The records below are split into lines. How many of those lines contain the string "name"? Reply with the number only.

The records:

# # # # # # #

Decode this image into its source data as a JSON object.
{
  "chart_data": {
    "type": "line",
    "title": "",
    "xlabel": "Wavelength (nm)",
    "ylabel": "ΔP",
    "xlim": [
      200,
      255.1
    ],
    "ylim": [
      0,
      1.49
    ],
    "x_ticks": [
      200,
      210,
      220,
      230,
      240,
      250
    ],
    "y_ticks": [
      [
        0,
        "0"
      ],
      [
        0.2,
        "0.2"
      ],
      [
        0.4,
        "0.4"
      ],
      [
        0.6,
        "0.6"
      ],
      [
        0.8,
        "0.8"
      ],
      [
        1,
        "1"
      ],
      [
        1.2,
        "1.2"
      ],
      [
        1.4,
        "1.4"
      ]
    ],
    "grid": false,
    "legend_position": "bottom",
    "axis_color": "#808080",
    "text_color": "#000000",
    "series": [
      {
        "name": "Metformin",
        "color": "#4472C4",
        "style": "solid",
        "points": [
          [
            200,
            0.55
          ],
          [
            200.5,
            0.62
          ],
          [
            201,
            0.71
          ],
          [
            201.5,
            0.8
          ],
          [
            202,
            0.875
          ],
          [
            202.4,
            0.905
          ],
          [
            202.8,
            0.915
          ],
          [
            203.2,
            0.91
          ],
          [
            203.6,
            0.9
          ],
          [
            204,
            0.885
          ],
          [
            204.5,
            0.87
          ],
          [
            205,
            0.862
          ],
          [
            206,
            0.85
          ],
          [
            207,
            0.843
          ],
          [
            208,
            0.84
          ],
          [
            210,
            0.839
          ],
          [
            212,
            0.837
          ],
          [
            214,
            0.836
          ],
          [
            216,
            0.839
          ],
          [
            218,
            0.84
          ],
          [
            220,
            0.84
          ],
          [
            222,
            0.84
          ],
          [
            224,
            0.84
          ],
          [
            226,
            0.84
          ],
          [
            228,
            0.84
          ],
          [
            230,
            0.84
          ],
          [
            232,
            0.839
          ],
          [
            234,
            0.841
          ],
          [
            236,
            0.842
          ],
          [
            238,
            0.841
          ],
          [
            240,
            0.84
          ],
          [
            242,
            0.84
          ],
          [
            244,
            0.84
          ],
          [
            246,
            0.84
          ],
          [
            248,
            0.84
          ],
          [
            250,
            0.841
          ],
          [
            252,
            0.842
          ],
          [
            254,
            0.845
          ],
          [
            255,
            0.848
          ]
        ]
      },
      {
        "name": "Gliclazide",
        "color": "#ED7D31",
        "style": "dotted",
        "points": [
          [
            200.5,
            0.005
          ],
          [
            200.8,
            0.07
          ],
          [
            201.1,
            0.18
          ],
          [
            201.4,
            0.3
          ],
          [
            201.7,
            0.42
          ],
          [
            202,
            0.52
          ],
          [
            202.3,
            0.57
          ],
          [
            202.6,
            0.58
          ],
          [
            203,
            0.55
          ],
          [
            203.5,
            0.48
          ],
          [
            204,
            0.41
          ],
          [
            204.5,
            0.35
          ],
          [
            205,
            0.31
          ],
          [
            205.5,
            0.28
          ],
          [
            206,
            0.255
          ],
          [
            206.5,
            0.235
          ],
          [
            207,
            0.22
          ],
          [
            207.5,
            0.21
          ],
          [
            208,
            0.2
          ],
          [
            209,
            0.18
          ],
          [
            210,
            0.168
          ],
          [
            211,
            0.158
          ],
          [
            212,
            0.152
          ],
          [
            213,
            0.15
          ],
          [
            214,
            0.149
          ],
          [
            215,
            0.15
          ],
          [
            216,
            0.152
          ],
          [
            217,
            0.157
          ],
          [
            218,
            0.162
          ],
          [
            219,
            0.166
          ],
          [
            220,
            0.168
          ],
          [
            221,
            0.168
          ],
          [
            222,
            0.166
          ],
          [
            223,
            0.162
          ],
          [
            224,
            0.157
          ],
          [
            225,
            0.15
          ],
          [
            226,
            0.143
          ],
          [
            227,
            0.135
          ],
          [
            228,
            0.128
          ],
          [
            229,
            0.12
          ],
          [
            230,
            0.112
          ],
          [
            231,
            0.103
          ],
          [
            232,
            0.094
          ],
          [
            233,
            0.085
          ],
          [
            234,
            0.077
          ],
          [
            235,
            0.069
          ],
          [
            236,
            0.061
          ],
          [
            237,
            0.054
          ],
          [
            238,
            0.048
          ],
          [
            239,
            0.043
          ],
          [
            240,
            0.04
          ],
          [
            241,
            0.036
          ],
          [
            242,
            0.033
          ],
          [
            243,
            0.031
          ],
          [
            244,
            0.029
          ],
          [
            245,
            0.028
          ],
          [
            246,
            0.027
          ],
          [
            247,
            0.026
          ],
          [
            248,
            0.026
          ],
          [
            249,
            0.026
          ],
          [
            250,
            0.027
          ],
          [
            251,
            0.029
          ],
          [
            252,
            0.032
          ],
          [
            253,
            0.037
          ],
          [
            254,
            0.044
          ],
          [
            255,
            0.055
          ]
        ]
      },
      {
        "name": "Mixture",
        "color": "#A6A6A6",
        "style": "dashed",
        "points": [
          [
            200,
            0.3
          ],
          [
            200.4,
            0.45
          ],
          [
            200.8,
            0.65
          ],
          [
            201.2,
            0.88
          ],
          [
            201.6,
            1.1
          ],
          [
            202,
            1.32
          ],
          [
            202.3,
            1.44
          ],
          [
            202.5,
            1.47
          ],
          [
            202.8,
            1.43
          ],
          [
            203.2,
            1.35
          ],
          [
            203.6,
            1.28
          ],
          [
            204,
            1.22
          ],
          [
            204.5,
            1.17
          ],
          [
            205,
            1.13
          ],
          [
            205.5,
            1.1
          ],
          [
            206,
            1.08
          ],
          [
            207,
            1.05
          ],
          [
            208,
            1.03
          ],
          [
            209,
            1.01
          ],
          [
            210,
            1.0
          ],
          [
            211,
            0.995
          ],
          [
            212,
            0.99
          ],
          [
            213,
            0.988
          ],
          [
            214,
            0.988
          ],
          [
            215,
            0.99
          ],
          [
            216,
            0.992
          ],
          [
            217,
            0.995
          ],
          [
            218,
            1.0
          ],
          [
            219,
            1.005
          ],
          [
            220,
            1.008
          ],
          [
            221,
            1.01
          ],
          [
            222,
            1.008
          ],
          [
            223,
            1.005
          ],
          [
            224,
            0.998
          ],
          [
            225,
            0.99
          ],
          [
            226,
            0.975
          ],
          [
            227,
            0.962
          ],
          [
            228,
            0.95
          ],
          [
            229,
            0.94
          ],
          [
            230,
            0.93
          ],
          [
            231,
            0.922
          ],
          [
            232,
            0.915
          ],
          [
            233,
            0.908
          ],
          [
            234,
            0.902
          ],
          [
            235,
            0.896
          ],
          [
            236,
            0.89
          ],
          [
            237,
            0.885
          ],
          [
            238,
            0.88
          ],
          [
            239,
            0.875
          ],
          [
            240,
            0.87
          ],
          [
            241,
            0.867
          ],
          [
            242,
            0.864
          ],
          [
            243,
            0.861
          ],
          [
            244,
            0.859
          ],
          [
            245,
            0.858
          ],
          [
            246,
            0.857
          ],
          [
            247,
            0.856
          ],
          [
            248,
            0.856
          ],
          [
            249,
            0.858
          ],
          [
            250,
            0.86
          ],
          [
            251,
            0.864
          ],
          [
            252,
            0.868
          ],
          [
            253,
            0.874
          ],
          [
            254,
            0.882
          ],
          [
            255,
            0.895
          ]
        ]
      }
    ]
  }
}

# # # # # # #

Response: 3